● WHAT IS BEING ASKED: Locate all lines in the data below that hold "下列说法正确的是" and show them.

● MATERIAL PROVIDED:

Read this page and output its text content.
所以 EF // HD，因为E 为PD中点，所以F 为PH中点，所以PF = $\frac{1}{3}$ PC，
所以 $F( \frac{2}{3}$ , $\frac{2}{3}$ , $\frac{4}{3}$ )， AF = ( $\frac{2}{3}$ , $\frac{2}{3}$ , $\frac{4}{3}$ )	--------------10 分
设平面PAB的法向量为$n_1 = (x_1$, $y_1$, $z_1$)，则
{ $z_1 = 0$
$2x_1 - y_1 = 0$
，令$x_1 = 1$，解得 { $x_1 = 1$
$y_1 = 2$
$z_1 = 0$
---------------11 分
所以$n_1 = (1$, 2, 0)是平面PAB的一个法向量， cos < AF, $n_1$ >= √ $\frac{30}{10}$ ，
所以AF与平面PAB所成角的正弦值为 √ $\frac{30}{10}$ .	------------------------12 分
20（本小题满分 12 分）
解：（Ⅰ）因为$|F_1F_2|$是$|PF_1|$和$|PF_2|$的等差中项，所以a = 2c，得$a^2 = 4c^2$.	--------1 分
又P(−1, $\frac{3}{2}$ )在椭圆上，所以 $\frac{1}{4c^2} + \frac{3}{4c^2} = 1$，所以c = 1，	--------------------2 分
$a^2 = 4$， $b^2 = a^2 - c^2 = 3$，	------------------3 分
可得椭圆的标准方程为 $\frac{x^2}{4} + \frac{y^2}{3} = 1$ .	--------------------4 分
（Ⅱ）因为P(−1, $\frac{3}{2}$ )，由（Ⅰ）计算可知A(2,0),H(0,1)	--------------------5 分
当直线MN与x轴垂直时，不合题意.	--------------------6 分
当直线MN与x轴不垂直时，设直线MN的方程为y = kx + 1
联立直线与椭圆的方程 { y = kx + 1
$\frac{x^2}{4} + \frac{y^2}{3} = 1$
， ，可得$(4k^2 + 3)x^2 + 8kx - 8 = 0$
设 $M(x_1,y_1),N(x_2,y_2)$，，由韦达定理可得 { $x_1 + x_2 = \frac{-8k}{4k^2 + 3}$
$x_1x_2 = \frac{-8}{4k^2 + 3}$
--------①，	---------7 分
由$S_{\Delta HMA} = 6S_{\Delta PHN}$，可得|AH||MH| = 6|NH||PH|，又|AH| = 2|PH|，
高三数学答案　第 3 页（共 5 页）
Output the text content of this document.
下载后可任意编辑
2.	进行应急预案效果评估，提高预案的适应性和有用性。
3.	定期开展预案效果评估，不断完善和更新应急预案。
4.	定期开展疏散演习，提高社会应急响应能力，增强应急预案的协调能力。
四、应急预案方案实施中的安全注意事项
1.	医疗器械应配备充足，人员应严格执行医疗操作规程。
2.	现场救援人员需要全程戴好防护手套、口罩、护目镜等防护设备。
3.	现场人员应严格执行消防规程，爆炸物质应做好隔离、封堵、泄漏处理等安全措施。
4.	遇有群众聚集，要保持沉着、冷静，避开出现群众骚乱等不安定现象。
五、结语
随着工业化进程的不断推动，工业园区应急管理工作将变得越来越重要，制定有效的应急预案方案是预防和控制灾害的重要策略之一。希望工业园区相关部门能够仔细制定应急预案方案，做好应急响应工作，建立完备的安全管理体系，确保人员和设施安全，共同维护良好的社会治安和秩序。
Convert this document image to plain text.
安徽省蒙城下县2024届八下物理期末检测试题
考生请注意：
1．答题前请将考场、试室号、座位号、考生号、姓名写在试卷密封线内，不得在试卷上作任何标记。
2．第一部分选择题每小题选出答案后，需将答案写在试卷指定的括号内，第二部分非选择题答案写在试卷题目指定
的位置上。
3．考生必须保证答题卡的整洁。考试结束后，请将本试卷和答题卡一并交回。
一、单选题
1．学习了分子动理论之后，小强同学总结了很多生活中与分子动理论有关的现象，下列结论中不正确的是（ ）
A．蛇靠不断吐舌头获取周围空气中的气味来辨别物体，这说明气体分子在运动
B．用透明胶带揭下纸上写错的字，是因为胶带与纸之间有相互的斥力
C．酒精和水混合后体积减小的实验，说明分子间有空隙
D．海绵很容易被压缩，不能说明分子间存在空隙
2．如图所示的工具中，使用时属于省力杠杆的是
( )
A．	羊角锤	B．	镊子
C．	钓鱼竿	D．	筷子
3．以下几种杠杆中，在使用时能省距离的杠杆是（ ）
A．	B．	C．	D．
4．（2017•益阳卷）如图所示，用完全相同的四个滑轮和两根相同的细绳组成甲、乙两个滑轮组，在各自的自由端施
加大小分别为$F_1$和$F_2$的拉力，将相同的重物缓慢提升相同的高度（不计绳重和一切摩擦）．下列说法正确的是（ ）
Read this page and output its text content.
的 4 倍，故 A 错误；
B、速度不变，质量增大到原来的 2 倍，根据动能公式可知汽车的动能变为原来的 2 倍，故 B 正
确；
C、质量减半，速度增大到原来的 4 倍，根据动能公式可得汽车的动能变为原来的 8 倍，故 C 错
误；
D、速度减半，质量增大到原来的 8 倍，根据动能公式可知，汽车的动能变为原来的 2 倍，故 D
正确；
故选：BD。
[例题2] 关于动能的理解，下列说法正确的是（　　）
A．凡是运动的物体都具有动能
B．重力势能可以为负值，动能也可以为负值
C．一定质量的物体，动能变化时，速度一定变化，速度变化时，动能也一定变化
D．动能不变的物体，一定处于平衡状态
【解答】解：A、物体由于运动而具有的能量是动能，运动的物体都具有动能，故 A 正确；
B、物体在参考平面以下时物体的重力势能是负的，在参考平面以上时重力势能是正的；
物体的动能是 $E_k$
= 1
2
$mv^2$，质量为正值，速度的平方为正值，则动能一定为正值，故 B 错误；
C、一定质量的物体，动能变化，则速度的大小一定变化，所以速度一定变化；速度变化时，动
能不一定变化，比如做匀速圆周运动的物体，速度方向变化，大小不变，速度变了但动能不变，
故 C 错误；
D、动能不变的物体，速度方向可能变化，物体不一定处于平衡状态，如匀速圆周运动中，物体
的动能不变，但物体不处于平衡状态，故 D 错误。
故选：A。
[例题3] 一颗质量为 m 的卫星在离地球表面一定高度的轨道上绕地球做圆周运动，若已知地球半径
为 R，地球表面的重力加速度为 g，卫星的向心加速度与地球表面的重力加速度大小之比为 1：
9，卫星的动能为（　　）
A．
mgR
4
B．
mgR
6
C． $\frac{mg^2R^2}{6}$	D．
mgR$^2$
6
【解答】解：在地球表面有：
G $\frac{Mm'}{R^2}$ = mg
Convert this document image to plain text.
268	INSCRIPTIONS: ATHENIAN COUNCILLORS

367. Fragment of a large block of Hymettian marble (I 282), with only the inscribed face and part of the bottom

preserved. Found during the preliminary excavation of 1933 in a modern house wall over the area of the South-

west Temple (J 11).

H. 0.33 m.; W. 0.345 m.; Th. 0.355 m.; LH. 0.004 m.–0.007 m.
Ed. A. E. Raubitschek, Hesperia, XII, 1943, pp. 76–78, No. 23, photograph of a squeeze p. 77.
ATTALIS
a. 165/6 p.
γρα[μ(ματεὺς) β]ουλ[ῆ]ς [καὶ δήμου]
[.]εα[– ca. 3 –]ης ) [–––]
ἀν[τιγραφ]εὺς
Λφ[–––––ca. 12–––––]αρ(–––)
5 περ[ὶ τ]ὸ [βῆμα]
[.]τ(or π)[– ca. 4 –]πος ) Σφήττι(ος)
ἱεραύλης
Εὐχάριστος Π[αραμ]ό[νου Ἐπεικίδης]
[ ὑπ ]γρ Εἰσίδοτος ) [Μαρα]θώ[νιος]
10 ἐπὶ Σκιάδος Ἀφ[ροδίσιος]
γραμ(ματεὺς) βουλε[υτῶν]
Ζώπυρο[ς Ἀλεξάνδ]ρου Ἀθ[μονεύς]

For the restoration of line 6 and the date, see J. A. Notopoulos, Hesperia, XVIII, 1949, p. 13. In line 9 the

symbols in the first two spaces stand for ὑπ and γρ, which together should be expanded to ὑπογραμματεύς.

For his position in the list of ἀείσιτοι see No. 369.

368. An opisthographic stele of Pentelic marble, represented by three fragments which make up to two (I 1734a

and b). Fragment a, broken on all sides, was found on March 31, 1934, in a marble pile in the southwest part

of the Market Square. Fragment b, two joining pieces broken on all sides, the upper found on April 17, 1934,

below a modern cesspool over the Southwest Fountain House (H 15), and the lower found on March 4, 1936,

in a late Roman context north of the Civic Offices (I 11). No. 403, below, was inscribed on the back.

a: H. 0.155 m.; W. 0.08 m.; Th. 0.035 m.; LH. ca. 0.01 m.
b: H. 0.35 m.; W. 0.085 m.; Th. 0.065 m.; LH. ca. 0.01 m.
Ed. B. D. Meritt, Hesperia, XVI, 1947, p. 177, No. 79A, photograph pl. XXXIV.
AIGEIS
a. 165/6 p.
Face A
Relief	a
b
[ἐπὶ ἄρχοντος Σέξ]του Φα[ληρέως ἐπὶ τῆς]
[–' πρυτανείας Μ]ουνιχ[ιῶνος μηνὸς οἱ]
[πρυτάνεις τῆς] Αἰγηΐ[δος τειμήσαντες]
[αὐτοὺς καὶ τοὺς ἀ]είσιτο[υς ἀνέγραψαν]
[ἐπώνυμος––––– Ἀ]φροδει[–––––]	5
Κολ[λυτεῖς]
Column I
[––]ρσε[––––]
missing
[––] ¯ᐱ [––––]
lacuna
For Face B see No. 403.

● ANSWER IN FULL:
加大小分别为$F_1$和$F_2$的拉力，将相同的重物缓慢提升相同的高度（不计绳重和一切摩擦）．下列说法正确的是（ ）
[例题2] 关于动能的理解，下列说法正确的是（　　）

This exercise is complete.